RECORDS PROVIDED:
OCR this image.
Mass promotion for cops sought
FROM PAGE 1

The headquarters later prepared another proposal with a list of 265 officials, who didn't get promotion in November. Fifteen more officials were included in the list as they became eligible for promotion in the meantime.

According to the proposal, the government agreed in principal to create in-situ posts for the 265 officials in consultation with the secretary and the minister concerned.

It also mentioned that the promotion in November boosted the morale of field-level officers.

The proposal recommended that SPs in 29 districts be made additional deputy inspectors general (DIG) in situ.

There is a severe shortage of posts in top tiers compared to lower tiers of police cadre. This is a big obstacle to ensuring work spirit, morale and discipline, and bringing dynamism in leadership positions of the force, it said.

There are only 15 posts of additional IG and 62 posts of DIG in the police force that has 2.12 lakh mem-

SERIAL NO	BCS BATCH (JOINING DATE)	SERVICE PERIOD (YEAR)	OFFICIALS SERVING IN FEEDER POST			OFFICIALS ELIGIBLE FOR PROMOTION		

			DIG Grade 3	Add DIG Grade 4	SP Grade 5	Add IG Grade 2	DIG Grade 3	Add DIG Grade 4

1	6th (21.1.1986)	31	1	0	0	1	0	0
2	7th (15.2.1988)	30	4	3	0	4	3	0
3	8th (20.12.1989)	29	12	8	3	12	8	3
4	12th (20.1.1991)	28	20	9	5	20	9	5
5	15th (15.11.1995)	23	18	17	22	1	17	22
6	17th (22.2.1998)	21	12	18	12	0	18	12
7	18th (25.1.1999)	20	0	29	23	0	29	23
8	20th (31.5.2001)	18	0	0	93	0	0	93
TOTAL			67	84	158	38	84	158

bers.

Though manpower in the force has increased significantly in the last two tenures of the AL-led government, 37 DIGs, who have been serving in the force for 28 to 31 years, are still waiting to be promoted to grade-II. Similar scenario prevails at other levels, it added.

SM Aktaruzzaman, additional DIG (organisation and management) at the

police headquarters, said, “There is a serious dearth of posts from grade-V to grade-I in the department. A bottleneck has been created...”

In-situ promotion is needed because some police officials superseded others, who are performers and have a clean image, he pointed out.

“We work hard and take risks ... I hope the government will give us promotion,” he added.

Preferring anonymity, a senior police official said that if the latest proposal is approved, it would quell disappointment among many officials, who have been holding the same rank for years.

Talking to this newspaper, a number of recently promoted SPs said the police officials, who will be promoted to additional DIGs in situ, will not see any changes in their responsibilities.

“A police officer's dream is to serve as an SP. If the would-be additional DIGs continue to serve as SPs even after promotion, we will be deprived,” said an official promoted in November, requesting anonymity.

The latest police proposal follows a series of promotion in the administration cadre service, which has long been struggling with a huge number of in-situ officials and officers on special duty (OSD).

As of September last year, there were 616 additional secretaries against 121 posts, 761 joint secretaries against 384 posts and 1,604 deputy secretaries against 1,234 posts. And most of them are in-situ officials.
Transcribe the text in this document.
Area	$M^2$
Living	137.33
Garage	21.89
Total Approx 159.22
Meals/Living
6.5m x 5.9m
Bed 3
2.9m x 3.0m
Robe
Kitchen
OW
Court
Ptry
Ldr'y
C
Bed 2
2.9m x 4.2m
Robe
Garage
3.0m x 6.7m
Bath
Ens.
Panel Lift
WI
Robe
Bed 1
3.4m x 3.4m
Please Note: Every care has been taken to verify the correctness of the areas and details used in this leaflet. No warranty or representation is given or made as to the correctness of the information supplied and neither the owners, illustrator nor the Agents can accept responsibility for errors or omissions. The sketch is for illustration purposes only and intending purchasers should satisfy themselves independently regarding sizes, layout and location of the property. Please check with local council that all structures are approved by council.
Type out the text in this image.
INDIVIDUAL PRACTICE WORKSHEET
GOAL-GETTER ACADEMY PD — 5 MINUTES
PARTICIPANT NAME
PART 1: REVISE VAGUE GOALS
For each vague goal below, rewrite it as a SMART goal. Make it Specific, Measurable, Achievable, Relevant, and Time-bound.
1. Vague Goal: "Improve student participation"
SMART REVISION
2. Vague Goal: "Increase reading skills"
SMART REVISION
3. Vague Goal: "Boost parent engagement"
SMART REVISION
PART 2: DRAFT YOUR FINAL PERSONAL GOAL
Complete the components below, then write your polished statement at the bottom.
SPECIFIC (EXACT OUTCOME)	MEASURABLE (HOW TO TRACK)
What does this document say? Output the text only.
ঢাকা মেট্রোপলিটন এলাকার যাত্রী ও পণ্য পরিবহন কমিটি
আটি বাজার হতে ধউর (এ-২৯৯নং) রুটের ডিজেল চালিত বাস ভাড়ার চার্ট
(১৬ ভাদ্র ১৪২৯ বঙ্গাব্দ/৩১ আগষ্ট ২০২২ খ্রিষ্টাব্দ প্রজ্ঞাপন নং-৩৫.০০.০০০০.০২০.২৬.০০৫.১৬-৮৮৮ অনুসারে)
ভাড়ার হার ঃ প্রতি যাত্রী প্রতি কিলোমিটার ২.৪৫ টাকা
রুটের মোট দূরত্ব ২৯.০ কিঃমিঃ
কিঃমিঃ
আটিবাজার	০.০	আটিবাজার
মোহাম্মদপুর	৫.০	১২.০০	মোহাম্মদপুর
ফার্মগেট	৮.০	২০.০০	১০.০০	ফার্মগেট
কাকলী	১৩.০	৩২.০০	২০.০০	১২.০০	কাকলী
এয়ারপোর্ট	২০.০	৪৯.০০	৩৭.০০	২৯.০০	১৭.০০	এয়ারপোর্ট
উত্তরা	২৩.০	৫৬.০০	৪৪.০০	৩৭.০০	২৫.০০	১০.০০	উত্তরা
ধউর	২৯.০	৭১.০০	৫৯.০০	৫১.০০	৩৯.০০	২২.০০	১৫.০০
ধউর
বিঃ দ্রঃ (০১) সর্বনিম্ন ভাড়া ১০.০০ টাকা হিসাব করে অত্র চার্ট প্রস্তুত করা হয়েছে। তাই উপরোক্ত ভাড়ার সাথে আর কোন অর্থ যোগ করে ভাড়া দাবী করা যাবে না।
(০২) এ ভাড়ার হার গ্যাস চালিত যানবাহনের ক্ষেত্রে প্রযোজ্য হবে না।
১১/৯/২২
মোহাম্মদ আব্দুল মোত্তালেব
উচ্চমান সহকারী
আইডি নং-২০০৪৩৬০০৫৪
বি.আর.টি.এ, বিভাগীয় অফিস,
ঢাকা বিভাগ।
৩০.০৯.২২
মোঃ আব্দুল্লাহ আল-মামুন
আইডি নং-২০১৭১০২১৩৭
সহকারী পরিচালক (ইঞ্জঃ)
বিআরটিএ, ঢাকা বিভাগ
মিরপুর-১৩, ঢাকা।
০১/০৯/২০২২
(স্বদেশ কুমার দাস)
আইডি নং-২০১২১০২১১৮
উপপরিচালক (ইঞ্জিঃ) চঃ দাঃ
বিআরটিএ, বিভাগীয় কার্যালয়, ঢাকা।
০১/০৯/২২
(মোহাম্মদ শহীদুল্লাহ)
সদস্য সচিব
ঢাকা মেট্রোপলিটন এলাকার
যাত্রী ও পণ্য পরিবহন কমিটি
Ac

CHALLENGE: Transcribe all lines as written.

SOLUTION TO THIS TASK:
OCR this image.
Mass promotion for cops sought
FROM PAGE 1

The headquarters later prepared another proposal with a list of 265 officials, who didn't get promotion in November. Fifteen more officials were included in the list as they became eligible for promotion in the meantime.

According to the proposal, the government agreed in principal to create in-situ posts for the 265 officials in consultation with the secretary and the minister concerned.

It also mentioned that the promotion in November boosted the morale of field-level officers.

The proposal recommended that SPs in 29 districts be made additional deputy inspectors general (DIG) in situ.

There is a severe shortage of posts in top tiers compared to lower tiers of police cadre. This is a big obstacle to ensuring work spirit, morale and discipline, and bringing dynamism in leadership positions of the force, it said.

There are only 15 posts of additional IG and 62 posts of DIG in the police force that has 2.12 lakh mem-

SERIAL NO	BCS BATCH (JOINING DATE)	SERVICE PERIOD (YEAR)	OFFICIALS SERVING IN FEEDER POST			OFFICIALS ELIGIBLE FOR PROMOTION		

			DIG Grade 3	Add DIG Grade 4	SP Grade 5	Add IG Grade 2	DIG Grade 3	Add DIG Grade 4

1	6th (21.1.1986)	31	1	0	0	1	0	0
2	7th (15.2.1988)	30	4	3	0	4	3	0
3	8th (20.12.1989)	29	12	8	3	12	8	3
4	12th (20.1.1991)	28	20	9	5	20	9	5
5	15th (15.11.1995)	23	18	17	22	1	17	22
6	17th (22.2.1998)	21	12	18	12	0	18	12
7	18th (25.1.1999)	20	0	29	23	0	29	23
8	20th (31.5.2001)	18	0	0	93	0	0	93
TOTAL			67	84	158	38	84	158

bers.

Though manpower in the force has increased significantly in the last two tenures of the AL-led government, 37 DIGs, who have been serving in the force for 28 to 31 years, are still waiting to be promoted to grade-II. Similar scenario prevails at other levels, it added.

SM Aktaruzzaman, additional DIG (organisation and management) at the

police headquarters, said, “There is a serious dearth of posts from grade-V to grade-I in the department. A bottleneck has been created...”

In-situ promotion is needed because some police officials superseded others, who are performers and have a clean image, he pointed out.

“We work hard and take risks ... I hope the government will give us promotion,” he added.

Preferring anonymity, a senior police official said that if the latest proposal is approved, it would quell disappointment among many officials, who have been holding the same rank for years.

Talking to this newspaper, a number of recently promoted SPs said the police officials, who will be promoted to additional DIGs in situ, will not see any changes in their responsibilities.

“A police officer's dream is to serve as an SP. If the would-be additional DIGs continue to serve as SPs even after promotion, we will be deprived,” said an official promoted in November, requesting anonymity.

The latest police proposal follows a series of promotion in the administration cadre service, which has long been struggling with a huge number of in-situ officials and officers on special duty (OSD).

As of September last year, there were 616 additional secretaries against 121 posts, 761 joint secretaries against 384 posts and 1,604 deputy secretaries against 1,234 posts. And most of them are in-situ officials.
Transcribe the text in this document.
Area	$M^2$
Living	137.33
Garage	21.89
Total Approx 159.22
Meals/Living
6.5m x 5.9m
Bed 3
2.9m x 3.0m
Robe
Kitchen
OW
Court
Ptry
Ldr'y
C
Bed 2
2.9m x 4.2m
Robe
Garage
3.0m x 6.7m
Bath
Ens.
Panel Lift
WI
Robe
Bed 1
3.4m x 3.4m
Please Note: Every care has been taken to verify the correctness of the areas and details used in this leaflet. No warranty or representation is given or made as to the correctness of the information supplied and neither the owners, illustrator nor the Agents can accept responsibility for errors or omissions. The sketch is for illustration purposes only and intending purchasers should satisfy themselves independently regarding sizes, layout and location of the property. Please check with local council that all structures are approved by council.
Type out the text in this image.
INDIVIDUAL PRACTICE WORKSHEET
GOAL-GETTER ACADEMY PD — 5 MINUTES
PARTICIPANT NAME
PART 1: REVISE VAGUE GOALS
For each vague goal below, rewrite it as a SMART goal. Make it Specific, Measurable, Achievable, Relevant, and Time-bound.
1. Vague Goal: "Improve student participation"
SMART REVISION
2. Vague Goal: "Increase reading skills"
SMART REVISION
3. Vague Goal: "Boost parent engagement"
SMART REVISION
PART 2: DRAFT YOUR FINAL PERSONAL GOAL
Complete the components below, then write your polished statement at the bottom.
SPECIFIC (EXACT OUTCOME)	MEASURABLE (HOW TO TRACK)
What does this document say? Output the text only.
ঢাকা মেট্রোপলিটন এলাকার যাত্রী ও পণ্য পরিবহন কমিটি
আটি বাজার হতে ধউর (এ-২৯৯নং) রুটের ডিজেল চালিত বাস ভাড়ার চার্ট
(১৬ ভাদ্র ১৪২৯ বঙ্গাব্দ/৩১ আগষ্ট ২০২২ খ্রিষ্টাব্দ প্রজ্ঞাপন নং-৩৫.০০.০০০০.০২০.২৬.০০৫.১৬-৮৮৮ অনুসারে)
ভাড়ার হার ঃ প্রতি যাত্রী প্রতি কিলোমিটার ২.৪৫ টাকা
রুটের মোট দূরত্ব ২৯.০ কিঃমিঃ
কিঃমিঃ
আটিবাজার	০.০	আটিবাজার
মোহাম্মদপুর	৫.০	১২.০০	মোহাম্মদপুর
ফার্মগেট	৮.০	২০.০০	১০.০০	ফার্মগেট
কাকলী	১৩.০	৩২.০০	২০.০০	১২.০০	কাকলী
এয়ারপোর্ট	২০.০	৪৯.০০	৩৭.০০	২৯.০০	১৭.০০	এয়ারপোর্ট
উত্তরা	২৩.০	৫৬.০০	৪৪.০০	৩৭.০০	২৫.০০	১০.০০	উত্তরা
ধউর	২৯.০	৭১.০০	৫৯.০০	৫১.০০	৩৯.০০	২২.০০	১৫.০০
ধউর
বিঃ দ্রঃ (০১) সর্বনিম্ন ভাড়া ১০.০০ টাকা হিসাব করে অত্র চার্ট প্রস্তুত করা হয়েছে। তাই উপরোক্ত ভাড়ার সাথে আর কোন অর্থ যোগ করে ভাড়া দাবী করা যাবে না।
(০২) এ ভাড়ার হার গ্যাস চালিত যানবাহনের ক্ষেত্রে প্রযোজ্য হবে না।
১১/৯/২২
মোহাম্মদ আব্দুল মোত্তালেব
উচ্চমান সহকারী
আইডি নং-২০০৪৩৬০০৫৪
বি.আর.টি.এ, বিভাগীয় অফিস,
ঢাকা বিভাগ।
৩০.০৯.২২
মোঃ আব্দুল্লাহ আল-মামুন
আইডি নং-২০১৭১০২১৩৭
সহকারী পরিচালক (ইঞ্জঃ)
বিআরটিএ, ঢাকা বিভাগ
মিরপুর-১৩, ঢাকা।
০১/০৯/২০২২
(স্বদেশ কুমার দাস)
আইডি নং-২০১২১০২১১৮
উপপরিচালক (ইঞ্জিঃ) চঃ দাঃ
বিআরটিএ, বিভাগীয় কার্যালয়, ঢাকা।
০১/০৯/২২
(মোহাম্মদ শহীদুল্লাহ)
সদস্য সচিব
ঢাকা মেট্রোপলিটন এলাকার
যাত্রী ও পণ্য পরিবহন কমিটি
Ac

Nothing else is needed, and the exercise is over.